[TASK GOAL]: Which lines in the records below contain the word "title"? Copy each one out.

::::

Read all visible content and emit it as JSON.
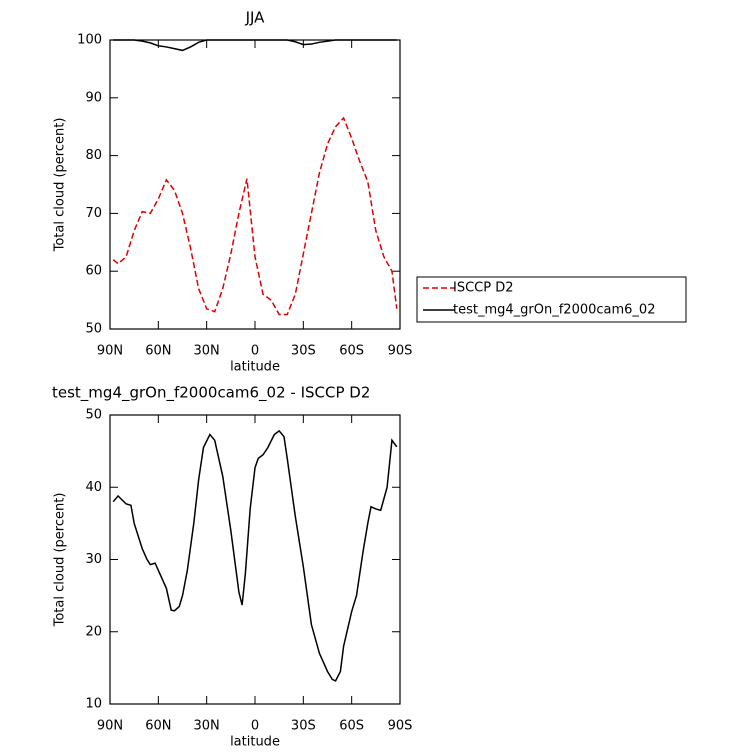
{
  "chart_data": [
    {
      "type": "line",
      "title": "JJA",
      "xlabel": "latitude",
      "ylabel": "Total cloud (percent)",
      "x": [
        88,
        85,
        80,
        75,
        70,
        65,
        60,
        55,
        50,
        45,
        40,
        35,
        30,
        25,
        20,
        15,
        10,
        5,
        0,
        -5,
        -10,
        -15,
        -20,
        -25,
        -30,
        -35,
        -40,
        -45,
        -50,
        -55,
        -60,
        -65,
        -70,
        -75,
        -80,
        -85,
        -88
      ],
      "series": [
        {
          "name": "ISCCP D2",
          "color": "#e00000",
          "dash": "dashed",
          "values": [
            62,
            61.3,
            62.5,
            67,
            70.3,
            70,
            72.5,
            75.8,
            74,
            70,
            64,
            57,
            53.5,
            53,
            57,
            63,
            70,
            76,
            62.5,
            56,
            55,
            52.5,
            52.5,
            56,
            63,
            70,
            77,
            82,
            85,
            86.5,
            83,
            79,
            75.5,
            67,
            62.5,
            60,
            53.5
          ]
        },
        {
          "name": "test_mg4_grOn_f2000cam6_02",
          "color": "#000000",
          "dash": "solid",
          "values": [
            100,
            100,
            100,
            100,
            99.8,
            99.5,
            99,
            98.8,
            98.5,
            98.2,
            98.8,
            99.6,
            100,
            100,
            100,
            100,
            100,
            100,
            100,
            100,
            100,
            100,
            100,
            99.7,
            99.2,
            99.3,
            99.6,
            99.8,
            100,
            100,
            100,
            100,
            100,
            100,
            100,
            100,
            100
          ]
        }
      ],
      "xlim": [
        90,
        -90
      ],
      "xticks": [
        {
          "value": 90,
          "label": "90N"
        },
        {
          "value": 60,
          "label": "60N"
        },
        {
          "value": 30,
          "label": "30N"
        },
        0,
        {
          "value": -30,
          "label": "30S"
        },
        {
          "value": -60,
          "label": "60S"
        },
        {
          "value": -90,
          "label": "90S"
        }
      ],
      "ylim": [
        50,
        100
      ],
      "yticks": [
        50,
        60,
        70,
        80,
        90,
        100
      ],
      "legend": "right"
    },
    {
      "type": "line",
      "title": "test_mg4_grOn_f2000cam6_02 - ISCCP D2",
      "xlabel": "latitude",
      "ylabel": "Total cloud (percent)",
      "x": [
        88,
        85,
        80,
        77,
        75,
        70,
        67,
        65,
        62,
        60,
        55,
        52,
        50,
        47,
        45,
        42,
        38,
        35,
        32,
        28,
        25,
        20,
        15,
        10,
        8,
        6,
        3,
        0,
        -2,
        -5,
        -8,
        -12,
        -15,
        -18,
        -20,
        -25,
        -30,
        -35,
        -40,
        -45,
        -48,
        -50,
        -53,
        -55,
        -60,
        -63,
        -67,
        -70,
        -72,
        -75,
        -78,
        -82,
        -85,
        -88
      ],
      "series": [
        {
          "color": "#000000",
          "dash": "solid",
          "values": [
            38,
            38.8,
            37.7,
            37.5,
            35,
            31.5,
            30,
            29.3,
            29.5,
            28.5,
            26,
            23,
            22.9,
            23.5,
            25,
            28.5,
            35,
            41,
            45.5,
            47.3,
            46.5,
            41.5,
            34,
            25.5,
            23.7,
            28,
            37,
            42.7,
            44,
            44.5,
            45.5,
            47.3,
            47.8,
            47,
            44,
            36,
            29,
            21,
            17,
            14.5,
            13.4,
            13.2,
            14.5,
            18,
            22.8,
            25,
            31,
            35,
            37.3,
            37,
            36.8,
            40,
            46.5,
            45.6
          ]
        }
      ],
      "xlim": [
        90,
        -90
      ],
      "xticks": [
        {
          "value": 90,
          "label": "90N"
        },
        {
          "value": 60,
          "label": "60N"
        },
        {
          "value": 30,
          "label": "30N"
        },
        0,
        {
          "value": -30,
          "label": "30S"
        },
        {
          "value": -60,
          "label": "60S"
        },
        {
          "value": -90,
          "label": "90S"
        }
      ],
      "ylim": [
        10,
        50
      ],
      "yticks": [
        10,
        20,
        30,
        40,
        50
      ]
    }
  ]
}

::::

[EXERCISE ANSWER]:
      "title": "JJA",
      "title": "test_mg4_grOn_f2000cam6_02 - ISCCP D2",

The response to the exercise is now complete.